SET EXERCISE —
Can you find the lines of the listing that include "parked" and copy every one?

(Saved entries)
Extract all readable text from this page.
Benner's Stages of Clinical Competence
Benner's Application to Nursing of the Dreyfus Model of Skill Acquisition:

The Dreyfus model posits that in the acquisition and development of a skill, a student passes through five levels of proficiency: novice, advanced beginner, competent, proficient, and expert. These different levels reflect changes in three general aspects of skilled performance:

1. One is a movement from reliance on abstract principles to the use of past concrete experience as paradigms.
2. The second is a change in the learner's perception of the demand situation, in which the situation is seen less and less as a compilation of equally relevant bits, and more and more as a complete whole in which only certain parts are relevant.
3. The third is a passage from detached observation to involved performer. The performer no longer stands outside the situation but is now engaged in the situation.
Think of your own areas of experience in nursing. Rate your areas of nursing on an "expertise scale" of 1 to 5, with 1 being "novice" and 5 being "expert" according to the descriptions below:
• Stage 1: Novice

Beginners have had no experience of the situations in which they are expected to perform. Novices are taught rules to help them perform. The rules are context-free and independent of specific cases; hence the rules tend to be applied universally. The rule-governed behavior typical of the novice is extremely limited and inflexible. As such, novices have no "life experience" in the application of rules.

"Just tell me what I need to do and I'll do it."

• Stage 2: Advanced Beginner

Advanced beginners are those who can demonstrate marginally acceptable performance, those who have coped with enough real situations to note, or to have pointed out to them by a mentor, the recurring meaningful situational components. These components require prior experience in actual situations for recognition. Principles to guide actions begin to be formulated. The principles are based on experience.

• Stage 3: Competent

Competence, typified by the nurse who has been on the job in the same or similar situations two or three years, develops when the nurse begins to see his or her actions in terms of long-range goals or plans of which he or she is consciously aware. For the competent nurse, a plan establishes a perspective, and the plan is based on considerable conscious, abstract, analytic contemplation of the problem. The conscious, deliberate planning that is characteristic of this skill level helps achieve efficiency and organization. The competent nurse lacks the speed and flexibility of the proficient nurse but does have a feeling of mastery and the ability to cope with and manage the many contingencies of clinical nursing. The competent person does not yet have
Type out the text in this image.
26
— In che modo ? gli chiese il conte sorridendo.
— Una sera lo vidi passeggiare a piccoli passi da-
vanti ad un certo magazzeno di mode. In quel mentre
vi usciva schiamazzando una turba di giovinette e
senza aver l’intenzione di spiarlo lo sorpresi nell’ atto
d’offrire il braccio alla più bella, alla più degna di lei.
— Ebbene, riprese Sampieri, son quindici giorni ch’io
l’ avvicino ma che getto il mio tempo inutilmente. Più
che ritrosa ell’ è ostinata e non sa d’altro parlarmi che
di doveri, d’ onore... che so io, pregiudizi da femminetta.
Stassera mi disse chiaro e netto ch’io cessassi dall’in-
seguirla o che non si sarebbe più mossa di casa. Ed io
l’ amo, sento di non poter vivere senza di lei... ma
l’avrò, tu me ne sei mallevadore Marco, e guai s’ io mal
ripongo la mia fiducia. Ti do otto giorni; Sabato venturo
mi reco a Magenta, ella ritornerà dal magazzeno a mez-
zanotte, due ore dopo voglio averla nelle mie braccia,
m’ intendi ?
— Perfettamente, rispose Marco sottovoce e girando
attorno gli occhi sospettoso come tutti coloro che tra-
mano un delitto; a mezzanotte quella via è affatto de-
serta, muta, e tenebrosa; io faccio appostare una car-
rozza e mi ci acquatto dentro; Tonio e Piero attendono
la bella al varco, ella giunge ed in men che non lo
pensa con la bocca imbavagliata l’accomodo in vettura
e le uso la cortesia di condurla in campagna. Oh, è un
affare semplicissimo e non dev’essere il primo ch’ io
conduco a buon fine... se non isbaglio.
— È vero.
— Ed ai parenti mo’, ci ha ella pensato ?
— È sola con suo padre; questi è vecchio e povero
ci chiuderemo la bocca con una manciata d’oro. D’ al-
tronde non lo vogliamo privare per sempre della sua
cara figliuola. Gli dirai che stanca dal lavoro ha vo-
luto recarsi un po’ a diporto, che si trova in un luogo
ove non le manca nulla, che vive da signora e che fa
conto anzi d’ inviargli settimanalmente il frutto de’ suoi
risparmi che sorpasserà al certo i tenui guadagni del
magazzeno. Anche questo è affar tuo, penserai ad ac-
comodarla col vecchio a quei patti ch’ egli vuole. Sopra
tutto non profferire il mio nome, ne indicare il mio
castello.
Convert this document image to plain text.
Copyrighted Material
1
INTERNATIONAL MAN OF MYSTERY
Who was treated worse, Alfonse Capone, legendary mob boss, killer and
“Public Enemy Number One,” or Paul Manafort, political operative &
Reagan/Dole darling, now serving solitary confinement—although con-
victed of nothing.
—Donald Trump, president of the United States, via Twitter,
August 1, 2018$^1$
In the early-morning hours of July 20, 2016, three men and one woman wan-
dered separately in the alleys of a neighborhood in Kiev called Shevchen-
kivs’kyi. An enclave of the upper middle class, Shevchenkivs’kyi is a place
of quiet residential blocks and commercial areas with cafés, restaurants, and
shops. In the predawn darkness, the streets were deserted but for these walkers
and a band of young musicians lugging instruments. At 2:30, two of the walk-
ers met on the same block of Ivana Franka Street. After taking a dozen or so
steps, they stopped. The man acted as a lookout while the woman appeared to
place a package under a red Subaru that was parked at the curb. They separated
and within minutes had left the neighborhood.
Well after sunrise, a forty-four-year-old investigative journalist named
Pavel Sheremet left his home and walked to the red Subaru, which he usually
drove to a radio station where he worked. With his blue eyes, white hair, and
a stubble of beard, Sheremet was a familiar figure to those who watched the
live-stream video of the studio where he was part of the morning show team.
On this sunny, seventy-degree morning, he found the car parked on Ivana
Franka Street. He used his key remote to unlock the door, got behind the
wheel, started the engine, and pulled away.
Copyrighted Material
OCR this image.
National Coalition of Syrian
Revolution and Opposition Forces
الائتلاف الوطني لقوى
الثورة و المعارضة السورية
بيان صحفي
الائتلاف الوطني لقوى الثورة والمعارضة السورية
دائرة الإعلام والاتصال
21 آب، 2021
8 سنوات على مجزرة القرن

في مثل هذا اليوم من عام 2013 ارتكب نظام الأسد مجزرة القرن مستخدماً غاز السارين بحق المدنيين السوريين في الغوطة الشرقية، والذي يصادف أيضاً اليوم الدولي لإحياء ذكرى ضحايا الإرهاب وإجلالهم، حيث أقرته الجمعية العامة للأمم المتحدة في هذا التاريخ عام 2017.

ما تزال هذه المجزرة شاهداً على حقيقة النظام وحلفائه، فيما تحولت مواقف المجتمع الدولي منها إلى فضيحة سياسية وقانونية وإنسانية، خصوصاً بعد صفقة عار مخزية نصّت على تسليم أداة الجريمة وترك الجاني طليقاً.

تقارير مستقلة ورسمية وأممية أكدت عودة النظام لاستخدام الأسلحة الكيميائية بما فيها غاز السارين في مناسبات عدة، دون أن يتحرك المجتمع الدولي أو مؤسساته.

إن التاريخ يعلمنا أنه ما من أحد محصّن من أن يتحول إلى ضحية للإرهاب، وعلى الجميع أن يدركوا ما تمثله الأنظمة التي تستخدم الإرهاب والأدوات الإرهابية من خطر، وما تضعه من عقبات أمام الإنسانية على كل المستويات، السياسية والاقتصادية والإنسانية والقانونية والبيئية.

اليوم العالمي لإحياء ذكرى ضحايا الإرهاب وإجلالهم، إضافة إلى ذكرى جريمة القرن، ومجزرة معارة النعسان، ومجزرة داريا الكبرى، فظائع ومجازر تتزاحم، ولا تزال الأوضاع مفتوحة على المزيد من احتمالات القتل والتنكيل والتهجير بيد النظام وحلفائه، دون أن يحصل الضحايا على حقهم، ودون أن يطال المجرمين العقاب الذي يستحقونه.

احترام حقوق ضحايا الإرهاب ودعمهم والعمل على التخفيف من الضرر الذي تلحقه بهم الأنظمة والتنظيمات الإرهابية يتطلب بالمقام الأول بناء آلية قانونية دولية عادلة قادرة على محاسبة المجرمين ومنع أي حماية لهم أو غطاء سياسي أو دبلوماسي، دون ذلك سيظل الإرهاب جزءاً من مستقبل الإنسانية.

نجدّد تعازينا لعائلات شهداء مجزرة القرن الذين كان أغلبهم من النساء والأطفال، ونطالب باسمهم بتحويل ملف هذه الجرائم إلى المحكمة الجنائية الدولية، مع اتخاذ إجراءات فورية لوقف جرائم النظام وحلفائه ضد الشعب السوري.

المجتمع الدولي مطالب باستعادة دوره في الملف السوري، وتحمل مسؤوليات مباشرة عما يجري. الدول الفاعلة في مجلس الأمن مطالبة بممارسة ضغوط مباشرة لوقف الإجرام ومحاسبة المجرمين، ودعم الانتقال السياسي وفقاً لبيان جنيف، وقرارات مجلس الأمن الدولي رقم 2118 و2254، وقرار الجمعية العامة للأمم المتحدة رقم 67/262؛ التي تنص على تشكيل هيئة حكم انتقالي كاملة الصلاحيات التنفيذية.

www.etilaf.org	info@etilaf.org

COMPLETE OUTPUT —
place a package under a red Subaru that was parked at the curb. They separated
On this sunny, seventy-degree morning, he found the car parked on Ivana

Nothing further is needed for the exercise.